PROBLEM TO SOLVE: Output all lines exactly.

SUPPLIED RECORDS:
## Begin

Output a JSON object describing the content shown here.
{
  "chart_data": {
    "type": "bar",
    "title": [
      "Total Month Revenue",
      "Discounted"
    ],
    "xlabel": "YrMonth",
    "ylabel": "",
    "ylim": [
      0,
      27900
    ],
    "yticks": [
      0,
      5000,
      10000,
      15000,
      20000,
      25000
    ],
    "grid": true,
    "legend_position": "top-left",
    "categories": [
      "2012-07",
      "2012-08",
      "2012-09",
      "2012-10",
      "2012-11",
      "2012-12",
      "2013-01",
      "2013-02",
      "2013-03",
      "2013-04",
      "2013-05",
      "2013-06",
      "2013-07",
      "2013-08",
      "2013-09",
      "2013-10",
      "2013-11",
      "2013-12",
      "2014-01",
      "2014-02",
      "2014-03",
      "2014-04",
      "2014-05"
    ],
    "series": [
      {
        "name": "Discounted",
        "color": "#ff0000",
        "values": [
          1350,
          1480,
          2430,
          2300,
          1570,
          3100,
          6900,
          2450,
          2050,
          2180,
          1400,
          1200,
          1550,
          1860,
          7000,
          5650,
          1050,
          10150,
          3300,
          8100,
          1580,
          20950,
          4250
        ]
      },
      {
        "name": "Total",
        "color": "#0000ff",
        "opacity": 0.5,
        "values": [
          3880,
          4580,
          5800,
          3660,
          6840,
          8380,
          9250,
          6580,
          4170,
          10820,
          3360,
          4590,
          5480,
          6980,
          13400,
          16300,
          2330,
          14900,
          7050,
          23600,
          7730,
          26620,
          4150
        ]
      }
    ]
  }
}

## End

ANSWER FOR THIS EXERCISE:
Output a JSON object describing the content shown here.
{
  "chart_data": {
    "type": "bar",
    "title": [
      "Total Month Revenue",
      "Discounted"
    ],
    "xlabel": "YrMonth",
    "ylabel": "",
    "ylim": [
      0,
      27900
    ],
    "yticks": [
      0,
      5000,
      10000,
      15000,
      20000,
      25000
    ],
    "grid": true,
    "legend_position": "top-left",
    "categories": [
      "2012-07",
      "2012-08",
      "2012-09",
      "2012-10",
      "2012-11",
      "2012-12",
      "2013-01",
      "2013-02",
      "2013-03",
      "2013-04",
      "2013-05",
      "2013-06",
      "2013-07",
      "2013-08",
      "2013-09",
      "2013-10",
      "2013-11",
      "2013-12",
      "2014-01",
      "2014-02",
      "2014-03",
      "2014-04",
      "2014-05"
    ],
    "series": [
      {
        "name": "Discounted",
        "color": "#ff0000",
        "values": [
          1350,
          1480,
          2430,
          2300,
          1570,
          3100,
          6900,
          2450,
          2050,
          2180,
          1400,
          1200,
          1550,
          1860,
          7000,
          5650,
          1050,
          10150,
          3300,
          8100,
          1580,
          20950,
          4250
        ]
      },
      {
        "name": "Total",
        "color": "#0000ff",
        "opacity": 0.5,
        "values": [
          3880,
          4580,
          5800,
          3660,
          6840,
          8380,
          9250,
          6580,
          4170,
          10820,
          3360,
          4590,
          5480,
          6980,
          13400,
          16300,
          2330,
          14900,
          7050,
          23600,
          7730,
          26620,
          4150
        ]
      }
    ]
  }
}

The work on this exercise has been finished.